══ Exercise material
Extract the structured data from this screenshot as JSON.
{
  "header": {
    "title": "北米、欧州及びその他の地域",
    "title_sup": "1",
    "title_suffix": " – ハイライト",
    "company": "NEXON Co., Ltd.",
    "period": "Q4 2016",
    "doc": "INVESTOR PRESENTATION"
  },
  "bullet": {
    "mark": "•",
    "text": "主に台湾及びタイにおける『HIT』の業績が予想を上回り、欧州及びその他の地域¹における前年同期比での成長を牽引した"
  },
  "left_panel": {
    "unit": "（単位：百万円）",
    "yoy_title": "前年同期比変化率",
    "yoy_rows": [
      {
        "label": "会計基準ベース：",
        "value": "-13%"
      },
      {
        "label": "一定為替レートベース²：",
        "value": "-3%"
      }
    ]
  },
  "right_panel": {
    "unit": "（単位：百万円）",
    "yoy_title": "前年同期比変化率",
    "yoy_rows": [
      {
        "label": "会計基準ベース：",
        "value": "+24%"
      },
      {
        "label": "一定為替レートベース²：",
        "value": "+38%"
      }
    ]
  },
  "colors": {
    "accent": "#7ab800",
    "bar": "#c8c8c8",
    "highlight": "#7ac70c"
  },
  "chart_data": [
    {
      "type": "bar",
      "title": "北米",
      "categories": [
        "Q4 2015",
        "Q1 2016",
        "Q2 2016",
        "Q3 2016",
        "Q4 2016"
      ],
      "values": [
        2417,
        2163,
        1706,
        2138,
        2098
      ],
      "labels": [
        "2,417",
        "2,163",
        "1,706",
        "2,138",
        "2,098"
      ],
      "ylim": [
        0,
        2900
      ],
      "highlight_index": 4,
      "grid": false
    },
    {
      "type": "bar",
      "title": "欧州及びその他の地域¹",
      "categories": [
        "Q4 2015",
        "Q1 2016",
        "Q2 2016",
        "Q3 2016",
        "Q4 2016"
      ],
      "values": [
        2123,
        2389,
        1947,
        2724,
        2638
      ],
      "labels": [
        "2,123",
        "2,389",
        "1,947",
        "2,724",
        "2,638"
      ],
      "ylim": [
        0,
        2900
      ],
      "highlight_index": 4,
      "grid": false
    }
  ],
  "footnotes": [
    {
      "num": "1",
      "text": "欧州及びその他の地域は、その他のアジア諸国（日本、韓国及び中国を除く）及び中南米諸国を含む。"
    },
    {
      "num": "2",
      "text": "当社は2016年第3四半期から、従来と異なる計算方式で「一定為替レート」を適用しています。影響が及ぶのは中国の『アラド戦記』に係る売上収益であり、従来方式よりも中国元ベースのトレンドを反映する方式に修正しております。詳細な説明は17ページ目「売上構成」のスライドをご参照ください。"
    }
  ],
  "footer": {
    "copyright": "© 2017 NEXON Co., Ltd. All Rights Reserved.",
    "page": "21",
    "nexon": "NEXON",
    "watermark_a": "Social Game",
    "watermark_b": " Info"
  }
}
════
Look through the records above and report how many lines hold the word "text", giving only the number.

3